SELECTED EXCERPT |
★ ★ ★ ★

# Right sided EKG/Nitro



## ParamedicStudent (Jul 30, 2016)

Are you given any protocols on the use of a Right sided EKG and/or the use of Nitro with it?
I was taught to do a right sided EKG when you have an inferior wall STEMI, and you would switch v4 to the right side, but my question is what would you expect to see? Would you see STEMI in v4, as well as II, III, and aVF?

And do you use Nitro with with an inferior wall STEMI? I've heard of people using it, but I need to see what my county says specifically about that. 

Also, since we're talking about EKGs, if you suspect a posterior wall MI because of ST depression in v1-v4, you would get the last 3 leads and place it on the left side of the back, on the horizontal plane. Would you also get ST elevation in those leads? How about Nitro for posterior?


----------



## SpecialK (Jul 30, 2016)

There's never been good quality evidence for the use of GTN in STEMI.  The original use of GTN was for angina.

However, yes, give them a spray of GTN and see what happens.  If their chest pain or ECG changes improve then get worse again give them another spray. If not much happens then don't repeat it.


----------



## STXmedic (Jul 30, 2016)

What do you think you would see in V4R in the presence of a STEMI?

Think of the precordial leads as cameras, each one taking a snapshot directly to the heart. On the printout, the machine doesn't know where you stick the leads (it assumes you placed them in the correct position, but doesn't know). It just gives you a printout of each lead's snapshot. So if you move V4 mirrored to the right side, the printout is going to show you whatever V4 sees (it's new view). So what is V4 seeing when it's placed on the right side?

★ ★ ★ ★

DATA EXCERPTS |
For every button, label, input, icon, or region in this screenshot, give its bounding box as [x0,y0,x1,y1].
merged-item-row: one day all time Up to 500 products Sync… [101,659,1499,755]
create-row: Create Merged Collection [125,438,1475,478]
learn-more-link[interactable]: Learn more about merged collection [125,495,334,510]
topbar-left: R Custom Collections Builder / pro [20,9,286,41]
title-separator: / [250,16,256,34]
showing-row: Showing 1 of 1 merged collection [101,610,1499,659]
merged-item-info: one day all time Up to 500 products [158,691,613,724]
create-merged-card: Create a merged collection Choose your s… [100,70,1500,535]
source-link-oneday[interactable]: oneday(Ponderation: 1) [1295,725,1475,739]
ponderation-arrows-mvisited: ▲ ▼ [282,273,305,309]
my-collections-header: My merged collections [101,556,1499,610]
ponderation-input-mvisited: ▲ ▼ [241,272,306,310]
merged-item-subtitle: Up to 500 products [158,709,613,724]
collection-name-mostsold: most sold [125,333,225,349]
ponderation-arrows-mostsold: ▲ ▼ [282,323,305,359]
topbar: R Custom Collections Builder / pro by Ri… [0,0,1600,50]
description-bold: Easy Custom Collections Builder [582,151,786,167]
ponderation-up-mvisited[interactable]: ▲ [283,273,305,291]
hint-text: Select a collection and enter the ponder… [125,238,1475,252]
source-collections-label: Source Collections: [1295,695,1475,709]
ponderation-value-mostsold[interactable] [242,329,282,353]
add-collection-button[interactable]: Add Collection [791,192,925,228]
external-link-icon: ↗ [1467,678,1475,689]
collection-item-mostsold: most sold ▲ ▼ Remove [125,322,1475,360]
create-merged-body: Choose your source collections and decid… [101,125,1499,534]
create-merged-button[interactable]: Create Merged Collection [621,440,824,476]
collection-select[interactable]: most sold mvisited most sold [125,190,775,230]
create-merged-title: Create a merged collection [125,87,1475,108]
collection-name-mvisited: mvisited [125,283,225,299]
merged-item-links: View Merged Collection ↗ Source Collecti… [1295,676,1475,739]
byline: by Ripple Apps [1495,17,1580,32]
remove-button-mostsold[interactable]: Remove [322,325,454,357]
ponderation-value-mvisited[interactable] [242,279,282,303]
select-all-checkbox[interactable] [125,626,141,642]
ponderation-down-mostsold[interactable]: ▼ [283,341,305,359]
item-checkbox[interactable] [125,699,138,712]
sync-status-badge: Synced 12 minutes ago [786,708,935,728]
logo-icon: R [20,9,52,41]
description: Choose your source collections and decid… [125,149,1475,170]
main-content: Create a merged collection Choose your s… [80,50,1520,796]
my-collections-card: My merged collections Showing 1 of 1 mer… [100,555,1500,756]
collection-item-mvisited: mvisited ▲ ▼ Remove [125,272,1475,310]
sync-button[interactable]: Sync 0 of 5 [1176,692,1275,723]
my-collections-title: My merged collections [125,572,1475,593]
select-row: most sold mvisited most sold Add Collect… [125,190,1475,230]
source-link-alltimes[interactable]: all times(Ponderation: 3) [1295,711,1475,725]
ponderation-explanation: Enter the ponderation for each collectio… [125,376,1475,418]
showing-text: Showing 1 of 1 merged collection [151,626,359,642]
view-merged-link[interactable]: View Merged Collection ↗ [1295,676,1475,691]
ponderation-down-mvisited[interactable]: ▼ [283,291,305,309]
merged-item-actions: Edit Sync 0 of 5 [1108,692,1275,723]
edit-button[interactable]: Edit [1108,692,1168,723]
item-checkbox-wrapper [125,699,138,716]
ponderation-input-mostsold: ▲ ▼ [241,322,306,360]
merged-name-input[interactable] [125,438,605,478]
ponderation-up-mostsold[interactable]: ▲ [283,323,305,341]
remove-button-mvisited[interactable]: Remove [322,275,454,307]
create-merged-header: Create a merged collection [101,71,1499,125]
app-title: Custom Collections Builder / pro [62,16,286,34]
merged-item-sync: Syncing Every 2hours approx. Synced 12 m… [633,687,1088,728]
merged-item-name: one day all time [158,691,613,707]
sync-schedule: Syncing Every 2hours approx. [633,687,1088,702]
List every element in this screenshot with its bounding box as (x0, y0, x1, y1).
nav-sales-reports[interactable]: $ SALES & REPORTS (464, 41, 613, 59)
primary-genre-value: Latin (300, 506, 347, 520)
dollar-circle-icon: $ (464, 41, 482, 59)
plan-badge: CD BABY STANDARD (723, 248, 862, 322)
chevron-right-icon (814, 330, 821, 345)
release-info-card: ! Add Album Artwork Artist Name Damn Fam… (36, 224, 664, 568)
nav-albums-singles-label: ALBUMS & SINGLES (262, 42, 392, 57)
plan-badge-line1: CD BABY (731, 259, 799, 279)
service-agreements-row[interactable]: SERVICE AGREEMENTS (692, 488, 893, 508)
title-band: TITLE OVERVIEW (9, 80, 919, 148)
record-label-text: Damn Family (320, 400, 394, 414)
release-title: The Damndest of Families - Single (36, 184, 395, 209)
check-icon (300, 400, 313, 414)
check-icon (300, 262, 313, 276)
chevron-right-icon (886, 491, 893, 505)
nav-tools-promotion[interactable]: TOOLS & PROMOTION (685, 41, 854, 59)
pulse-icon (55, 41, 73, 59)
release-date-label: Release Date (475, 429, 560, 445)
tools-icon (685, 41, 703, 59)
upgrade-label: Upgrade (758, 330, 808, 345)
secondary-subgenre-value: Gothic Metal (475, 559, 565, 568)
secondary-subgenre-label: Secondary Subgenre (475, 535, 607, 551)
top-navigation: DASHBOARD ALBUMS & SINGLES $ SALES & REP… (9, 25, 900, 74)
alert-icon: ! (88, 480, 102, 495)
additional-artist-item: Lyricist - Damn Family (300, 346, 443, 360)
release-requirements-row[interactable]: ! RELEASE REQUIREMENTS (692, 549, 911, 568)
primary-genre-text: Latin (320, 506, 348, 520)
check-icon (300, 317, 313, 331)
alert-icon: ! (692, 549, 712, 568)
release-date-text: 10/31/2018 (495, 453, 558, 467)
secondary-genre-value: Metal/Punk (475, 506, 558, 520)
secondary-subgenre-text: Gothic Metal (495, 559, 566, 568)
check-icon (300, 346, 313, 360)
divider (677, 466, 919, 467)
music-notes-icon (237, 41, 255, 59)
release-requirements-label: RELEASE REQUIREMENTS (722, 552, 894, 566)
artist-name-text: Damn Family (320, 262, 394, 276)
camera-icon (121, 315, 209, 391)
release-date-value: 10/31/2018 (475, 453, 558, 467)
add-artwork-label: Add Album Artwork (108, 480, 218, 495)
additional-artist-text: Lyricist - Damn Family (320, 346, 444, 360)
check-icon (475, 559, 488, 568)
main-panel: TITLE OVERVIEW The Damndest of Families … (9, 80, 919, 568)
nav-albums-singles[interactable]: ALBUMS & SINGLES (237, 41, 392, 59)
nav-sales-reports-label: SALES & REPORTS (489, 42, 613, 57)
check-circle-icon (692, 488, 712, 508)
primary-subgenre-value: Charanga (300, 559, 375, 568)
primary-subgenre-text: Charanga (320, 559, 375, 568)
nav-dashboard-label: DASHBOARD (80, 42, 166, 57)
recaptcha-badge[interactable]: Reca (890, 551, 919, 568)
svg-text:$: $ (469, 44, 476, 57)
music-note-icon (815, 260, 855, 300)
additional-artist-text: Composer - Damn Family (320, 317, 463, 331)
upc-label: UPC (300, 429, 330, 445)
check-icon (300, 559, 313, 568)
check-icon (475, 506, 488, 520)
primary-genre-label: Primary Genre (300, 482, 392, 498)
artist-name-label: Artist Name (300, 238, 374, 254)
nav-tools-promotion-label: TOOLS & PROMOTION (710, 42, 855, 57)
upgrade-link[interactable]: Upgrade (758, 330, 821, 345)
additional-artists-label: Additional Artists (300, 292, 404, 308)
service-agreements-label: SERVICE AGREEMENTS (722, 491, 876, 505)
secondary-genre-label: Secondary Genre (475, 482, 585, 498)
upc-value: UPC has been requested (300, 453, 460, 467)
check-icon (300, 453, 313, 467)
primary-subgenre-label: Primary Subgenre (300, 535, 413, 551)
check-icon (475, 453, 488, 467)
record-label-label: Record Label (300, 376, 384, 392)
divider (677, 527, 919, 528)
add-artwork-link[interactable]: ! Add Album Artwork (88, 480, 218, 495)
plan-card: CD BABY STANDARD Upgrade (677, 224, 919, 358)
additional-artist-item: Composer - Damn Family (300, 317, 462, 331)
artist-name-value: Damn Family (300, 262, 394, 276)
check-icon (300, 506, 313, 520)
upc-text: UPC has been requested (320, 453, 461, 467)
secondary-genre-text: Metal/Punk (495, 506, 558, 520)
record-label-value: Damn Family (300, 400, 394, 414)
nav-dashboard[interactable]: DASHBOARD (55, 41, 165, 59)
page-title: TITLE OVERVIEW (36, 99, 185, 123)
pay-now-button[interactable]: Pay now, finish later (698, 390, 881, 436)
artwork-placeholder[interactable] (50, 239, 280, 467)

★ ★ ★ ★

EXERCISE DIRECTIONS | Carry on the forum thread on right-sided EKGs and nitro past its final sentence, writing what comes next.

RESPONSE TO THE EXERCISE |
Like you said, you need to look up your agency's protocols. For some agencies, it's an absolute contraindication. For others, they just say to use caution. Me personally, I'll just ensure that I have an IV first and that their BP is in an acceptable range. From what I've read, the dramatic plummet in BP when nitro is administered to an RVI is a bit overstated.


----------



## TomB (Jul 31, 2016)

Are you given any protocols on the use of a Right sided EKG and/or the use of Nitro with it?

--- Our protocols recommend obtaining right-sided chest leads with acute inferior STEMI but it's rarely done in practice.

I was taught to do a right sided EKG when you have an inferior wall STEMI, and you would switch v4 to the right side, but my question is what would you expect to see? Would you see STEMI in v4, as well as II, III, and aVF?

--- Yes, that's the idea.

And do you use Nitro with with an inferior wall STEMI? I've heard of people using it, but I need to see what my county says specifically about that. 

--- The answer is "maybe". We often blame RV infarction for hypotensive episodes when the patient was a poor candidate for nitroglycerin in the first place due to bradycardia and marginal blood pressure (often a manifestation of the Bezold-Jarisch reflex).

Also, since we're talking about EKGs, if you suspect a posterior wall MI because of ST depression in v1-v4, you would get the last 3 leads and place it on the left side of the back, on the horizontal plane. Would you also get ST elevation in those leads? 

--- Again, yes. However, I often see this done in the presence of obvious acute inferior STEMI, and I'm not entirely sure what the point is. For acute isolated posterior STEMI, if modified leads V7-V9 show ST-segment elevation, there's no doubt that it's helpful. Just be aware that the posterior chest leads can be falsely negative. You don't "rule out" circumflex occlusion when there is an absence of ST-segment elevation.

How about Nitro for posterior?

--- For any patient, consider the whole picture, including heart rate, blood pressure, and physical exam.

Further reading

Right ventricular infarction (3-part series)

Acute inferior STEMI with right ventricular infarction and cardiac arrest

Acute isolated posterior STEMI: it's not anterior ischemia! 

Posterior STEMI and prehospital tenecteplase (TNK)


----------



## MedicIntern305 (Sep 16, 2016)

SpecialK said:


> There's never been good quality evidence for the use of GTN in STEMI.  The original use of GTN was for angina.
> 
> However, yes, give them a spray of GTN and see what happens.  If their chest pain or ECG changes improve then get worse again give them another spray. If not much happens then don't repeat it.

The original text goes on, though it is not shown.